== Information given ==

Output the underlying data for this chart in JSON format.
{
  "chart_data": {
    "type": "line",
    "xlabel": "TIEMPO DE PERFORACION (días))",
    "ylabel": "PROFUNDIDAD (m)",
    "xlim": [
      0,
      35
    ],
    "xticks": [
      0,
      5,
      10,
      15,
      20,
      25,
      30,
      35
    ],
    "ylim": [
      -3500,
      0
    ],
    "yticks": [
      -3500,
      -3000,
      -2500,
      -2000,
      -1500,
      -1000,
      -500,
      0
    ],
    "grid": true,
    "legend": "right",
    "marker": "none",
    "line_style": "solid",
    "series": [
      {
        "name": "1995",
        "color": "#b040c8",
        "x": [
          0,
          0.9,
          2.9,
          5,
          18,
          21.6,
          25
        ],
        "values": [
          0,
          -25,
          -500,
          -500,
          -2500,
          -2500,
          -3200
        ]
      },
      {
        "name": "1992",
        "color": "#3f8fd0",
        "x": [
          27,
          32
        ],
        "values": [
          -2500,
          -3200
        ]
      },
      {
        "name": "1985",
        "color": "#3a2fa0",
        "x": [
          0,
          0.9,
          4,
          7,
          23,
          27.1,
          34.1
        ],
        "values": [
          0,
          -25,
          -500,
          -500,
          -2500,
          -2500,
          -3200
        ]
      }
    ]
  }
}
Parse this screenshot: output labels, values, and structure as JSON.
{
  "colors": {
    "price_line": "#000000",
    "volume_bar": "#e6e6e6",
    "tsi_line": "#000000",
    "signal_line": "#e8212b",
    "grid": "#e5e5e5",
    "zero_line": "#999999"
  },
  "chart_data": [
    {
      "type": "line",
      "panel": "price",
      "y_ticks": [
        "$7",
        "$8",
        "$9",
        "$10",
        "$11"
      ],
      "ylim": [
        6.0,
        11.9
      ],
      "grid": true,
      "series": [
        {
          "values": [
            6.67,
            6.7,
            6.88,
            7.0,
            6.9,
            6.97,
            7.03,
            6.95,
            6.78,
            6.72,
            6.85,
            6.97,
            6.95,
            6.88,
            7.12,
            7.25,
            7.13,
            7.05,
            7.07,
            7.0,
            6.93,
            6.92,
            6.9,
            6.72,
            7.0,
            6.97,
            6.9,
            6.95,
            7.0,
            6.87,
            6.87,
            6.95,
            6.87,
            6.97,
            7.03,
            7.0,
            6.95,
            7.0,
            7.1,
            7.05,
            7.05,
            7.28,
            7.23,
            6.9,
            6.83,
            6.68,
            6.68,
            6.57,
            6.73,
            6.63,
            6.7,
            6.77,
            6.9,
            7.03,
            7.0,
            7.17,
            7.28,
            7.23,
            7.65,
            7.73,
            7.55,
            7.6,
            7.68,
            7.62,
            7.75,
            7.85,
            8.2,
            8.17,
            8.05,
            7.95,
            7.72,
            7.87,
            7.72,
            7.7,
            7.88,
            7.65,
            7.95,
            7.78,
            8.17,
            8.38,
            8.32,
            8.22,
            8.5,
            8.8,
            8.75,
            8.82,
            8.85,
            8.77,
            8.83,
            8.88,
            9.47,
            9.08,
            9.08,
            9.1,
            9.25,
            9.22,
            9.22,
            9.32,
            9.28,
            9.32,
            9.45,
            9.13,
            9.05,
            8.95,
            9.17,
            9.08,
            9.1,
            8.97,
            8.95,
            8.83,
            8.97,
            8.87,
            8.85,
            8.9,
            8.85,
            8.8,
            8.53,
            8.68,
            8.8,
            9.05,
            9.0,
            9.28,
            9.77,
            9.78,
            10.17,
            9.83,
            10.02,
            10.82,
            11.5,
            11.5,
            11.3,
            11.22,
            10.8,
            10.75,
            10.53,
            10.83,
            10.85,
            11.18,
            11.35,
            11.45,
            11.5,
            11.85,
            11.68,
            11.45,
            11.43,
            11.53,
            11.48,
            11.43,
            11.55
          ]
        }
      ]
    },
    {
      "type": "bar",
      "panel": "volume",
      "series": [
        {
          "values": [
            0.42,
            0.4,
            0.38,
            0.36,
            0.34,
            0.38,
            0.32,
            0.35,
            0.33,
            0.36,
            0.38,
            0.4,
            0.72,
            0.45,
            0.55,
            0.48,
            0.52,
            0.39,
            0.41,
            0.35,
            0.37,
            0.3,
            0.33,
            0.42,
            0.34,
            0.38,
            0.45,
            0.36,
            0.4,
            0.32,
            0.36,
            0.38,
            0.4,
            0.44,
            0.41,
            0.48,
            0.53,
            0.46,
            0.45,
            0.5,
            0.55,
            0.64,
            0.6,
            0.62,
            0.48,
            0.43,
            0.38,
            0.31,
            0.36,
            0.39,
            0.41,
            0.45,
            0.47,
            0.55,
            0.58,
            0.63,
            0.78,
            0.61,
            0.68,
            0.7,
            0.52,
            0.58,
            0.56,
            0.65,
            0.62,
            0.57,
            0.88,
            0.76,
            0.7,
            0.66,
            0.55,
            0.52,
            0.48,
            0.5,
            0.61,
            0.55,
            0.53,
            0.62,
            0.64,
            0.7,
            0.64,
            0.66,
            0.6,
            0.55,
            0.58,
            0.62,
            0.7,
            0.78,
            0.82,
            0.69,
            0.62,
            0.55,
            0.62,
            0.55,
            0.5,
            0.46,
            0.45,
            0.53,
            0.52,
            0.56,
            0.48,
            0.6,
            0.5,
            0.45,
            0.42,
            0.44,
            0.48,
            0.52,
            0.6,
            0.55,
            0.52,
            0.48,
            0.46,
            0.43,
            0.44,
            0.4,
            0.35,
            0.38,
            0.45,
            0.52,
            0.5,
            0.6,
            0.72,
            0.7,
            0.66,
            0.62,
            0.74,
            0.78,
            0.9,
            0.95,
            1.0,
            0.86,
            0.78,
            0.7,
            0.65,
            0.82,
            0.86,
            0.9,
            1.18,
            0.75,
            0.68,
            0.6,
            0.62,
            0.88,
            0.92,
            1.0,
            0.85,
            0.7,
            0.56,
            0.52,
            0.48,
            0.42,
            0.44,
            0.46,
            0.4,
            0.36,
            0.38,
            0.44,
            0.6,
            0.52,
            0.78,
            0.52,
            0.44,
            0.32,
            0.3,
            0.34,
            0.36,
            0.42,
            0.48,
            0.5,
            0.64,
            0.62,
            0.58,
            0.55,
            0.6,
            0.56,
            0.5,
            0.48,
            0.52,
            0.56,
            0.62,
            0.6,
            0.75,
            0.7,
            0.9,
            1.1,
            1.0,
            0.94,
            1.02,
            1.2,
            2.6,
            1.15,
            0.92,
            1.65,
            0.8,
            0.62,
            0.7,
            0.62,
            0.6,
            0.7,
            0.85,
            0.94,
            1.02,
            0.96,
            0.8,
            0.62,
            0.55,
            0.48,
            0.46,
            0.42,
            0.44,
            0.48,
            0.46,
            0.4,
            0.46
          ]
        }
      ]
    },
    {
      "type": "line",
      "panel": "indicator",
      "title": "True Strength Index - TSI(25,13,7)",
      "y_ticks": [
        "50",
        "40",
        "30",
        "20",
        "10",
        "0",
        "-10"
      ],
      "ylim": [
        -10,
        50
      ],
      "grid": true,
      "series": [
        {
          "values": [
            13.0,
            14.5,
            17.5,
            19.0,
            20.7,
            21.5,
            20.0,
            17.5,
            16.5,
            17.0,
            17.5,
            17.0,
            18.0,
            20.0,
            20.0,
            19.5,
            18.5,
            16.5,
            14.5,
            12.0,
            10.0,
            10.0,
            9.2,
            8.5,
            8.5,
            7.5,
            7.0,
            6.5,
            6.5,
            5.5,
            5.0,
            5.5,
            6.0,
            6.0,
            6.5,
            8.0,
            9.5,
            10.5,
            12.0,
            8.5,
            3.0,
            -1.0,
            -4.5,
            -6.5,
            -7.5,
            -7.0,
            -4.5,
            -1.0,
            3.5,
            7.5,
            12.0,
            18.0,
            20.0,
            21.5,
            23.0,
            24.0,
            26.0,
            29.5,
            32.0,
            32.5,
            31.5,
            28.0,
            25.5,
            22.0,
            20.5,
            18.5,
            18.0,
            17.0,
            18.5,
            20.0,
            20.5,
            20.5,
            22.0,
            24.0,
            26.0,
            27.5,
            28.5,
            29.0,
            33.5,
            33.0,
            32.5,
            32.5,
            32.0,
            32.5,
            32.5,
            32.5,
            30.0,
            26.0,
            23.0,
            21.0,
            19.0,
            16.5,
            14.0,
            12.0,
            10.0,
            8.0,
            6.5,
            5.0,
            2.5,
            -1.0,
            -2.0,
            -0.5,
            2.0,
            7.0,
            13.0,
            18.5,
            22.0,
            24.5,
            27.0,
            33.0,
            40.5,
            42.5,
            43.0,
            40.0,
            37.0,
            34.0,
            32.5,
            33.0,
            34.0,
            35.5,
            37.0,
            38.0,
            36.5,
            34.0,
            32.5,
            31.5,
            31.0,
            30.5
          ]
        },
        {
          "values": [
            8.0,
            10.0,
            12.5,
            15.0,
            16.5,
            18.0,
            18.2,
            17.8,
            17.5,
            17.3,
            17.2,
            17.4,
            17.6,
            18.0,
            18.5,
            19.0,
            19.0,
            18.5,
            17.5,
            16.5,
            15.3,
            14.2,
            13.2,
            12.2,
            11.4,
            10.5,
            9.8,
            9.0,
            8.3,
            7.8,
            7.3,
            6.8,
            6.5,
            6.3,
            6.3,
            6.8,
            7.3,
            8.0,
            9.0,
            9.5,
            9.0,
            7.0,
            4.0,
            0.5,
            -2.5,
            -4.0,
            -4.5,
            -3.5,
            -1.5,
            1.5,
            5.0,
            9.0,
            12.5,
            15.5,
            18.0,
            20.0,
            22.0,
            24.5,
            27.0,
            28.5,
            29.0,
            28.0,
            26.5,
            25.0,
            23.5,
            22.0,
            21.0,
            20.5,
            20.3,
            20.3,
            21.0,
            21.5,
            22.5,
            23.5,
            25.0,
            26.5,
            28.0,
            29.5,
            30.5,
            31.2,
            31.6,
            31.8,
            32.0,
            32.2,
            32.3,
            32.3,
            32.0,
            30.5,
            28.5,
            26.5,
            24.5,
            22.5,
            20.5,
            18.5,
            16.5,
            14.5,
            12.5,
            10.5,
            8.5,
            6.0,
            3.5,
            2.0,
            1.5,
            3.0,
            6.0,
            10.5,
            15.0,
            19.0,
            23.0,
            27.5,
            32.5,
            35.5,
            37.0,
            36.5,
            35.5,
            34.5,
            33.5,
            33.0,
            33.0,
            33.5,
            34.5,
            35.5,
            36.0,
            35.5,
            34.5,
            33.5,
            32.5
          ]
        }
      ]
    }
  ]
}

== Direction ==
Read the lines above. Gather those in which the string "this" is found.

== Correct response ==
Output the underlying data for this chart in JSON format.
Parse this screenshot: output labels, values, and structure as JSON.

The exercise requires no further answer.